Copy out each line below that has the word "Óbitos" in it.

☆ ☆ ☆ ☆ ☆

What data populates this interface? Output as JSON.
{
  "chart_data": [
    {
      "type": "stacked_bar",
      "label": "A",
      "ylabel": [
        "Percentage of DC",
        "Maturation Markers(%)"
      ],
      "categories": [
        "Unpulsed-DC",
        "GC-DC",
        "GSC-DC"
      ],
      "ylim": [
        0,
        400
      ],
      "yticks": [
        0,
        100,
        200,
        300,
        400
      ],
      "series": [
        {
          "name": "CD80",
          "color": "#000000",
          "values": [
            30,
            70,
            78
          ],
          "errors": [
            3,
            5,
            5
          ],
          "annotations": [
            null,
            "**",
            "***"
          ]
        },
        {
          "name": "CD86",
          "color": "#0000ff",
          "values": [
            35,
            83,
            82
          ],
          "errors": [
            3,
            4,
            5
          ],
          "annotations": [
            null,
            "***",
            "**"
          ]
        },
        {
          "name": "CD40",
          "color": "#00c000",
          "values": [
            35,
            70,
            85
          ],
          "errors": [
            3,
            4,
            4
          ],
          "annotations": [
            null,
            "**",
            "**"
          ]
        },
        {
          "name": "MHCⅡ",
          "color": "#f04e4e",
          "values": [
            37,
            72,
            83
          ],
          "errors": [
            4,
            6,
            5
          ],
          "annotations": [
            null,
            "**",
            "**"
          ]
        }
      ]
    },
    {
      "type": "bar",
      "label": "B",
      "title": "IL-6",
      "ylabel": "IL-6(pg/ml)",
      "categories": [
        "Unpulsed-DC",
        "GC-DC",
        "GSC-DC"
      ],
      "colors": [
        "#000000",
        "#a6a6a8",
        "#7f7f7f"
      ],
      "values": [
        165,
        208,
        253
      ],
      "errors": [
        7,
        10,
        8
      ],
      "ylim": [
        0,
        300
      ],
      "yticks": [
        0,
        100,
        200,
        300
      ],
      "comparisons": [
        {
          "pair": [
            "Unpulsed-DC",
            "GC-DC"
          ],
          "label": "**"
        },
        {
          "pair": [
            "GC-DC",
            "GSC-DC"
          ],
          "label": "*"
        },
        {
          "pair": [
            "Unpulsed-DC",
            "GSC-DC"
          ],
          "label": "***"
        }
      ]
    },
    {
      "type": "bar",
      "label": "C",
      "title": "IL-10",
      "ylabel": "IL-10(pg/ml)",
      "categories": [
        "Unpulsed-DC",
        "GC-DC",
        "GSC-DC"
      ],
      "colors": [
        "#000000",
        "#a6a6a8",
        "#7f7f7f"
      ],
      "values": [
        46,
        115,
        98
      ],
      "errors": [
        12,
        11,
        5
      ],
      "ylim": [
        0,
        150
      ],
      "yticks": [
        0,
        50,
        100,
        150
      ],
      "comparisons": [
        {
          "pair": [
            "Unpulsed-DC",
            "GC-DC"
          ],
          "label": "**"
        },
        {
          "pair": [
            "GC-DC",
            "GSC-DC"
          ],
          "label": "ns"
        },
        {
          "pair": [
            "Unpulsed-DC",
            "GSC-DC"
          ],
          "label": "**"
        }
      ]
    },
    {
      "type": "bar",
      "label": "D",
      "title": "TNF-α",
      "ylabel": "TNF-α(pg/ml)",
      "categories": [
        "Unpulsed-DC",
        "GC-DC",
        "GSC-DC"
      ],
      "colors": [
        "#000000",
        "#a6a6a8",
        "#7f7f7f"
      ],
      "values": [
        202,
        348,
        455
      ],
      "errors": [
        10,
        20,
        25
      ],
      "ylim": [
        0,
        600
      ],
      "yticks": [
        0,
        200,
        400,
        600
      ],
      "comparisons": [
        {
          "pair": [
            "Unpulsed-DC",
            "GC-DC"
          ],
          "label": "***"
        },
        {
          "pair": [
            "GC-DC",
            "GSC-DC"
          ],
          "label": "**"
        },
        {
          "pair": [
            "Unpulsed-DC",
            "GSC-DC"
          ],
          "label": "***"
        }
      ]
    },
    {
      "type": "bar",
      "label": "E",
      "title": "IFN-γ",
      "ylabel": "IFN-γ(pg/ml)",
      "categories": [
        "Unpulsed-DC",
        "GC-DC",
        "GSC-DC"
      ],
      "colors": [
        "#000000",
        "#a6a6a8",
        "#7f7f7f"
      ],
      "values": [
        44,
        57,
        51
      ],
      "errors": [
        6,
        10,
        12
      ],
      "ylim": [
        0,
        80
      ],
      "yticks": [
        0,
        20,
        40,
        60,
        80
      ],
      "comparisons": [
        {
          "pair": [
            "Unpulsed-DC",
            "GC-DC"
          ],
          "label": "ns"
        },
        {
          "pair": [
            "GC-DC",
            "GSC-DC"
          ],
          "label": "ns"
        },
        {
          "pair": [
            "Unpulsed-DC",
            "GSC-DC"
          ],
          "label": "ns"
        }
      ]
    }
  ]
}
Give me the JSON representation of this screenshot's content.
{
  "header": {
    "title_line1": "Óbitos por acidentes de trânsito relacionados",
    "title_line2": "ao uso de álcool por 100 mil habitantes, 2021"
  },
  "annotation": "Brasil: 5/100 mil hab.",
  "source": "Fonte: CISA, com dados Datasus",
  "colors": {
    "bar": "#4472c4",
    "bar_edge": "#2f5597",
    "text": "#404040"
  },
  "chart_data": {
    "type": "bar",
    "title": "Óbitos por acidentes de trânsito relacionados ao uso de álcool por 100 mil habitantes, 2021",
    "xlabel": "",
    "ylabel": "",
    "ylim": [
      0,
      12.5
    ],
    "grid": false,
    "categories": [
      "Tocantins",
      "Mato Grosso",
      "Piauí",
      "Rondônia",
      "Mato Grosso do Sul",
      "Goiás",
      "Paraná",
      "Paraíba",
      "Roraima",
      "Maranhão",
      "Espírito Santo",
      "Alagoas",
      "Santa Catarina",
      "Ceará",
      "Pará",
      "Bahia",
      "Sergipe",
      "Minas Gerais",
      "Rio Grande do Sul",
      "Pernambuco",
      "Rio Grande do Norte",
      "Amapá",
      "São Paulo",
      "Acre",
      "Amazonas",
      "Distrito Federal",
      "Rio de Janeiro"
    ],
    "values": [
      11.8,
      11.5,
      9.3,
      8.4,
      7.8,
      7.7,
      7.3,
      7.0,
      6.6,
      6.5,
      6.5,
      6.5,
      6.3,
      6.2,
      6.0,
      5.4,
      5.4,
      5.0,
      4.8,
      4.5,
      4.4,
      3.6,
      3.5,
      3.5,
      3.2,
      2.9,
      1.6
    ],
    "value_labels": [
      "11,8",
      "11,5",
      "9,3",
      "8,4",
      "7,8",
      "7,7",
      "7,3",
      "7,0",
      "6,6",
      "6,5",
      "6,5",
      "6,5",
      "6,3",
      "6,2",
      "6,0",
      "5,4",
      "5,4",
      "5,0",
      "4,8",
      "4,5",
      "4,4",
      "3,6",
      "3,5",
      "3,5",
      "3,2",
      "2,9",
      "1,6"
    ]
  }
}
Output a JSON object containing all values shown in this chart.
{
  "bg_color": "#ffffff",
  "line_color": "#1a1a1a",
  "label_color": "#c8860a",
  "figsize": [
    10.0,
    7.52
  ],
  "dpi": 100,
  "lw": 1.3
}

☆ ☆ ☆ ☆ ☆

Result of the exercise:
    "title_line1": "Óbitos por acidentes de trânsito relacionados",
    "title": "Óbitos por acidentes de trânsito relacionados ao uso de álcool por 100 mil habitantes, 2021",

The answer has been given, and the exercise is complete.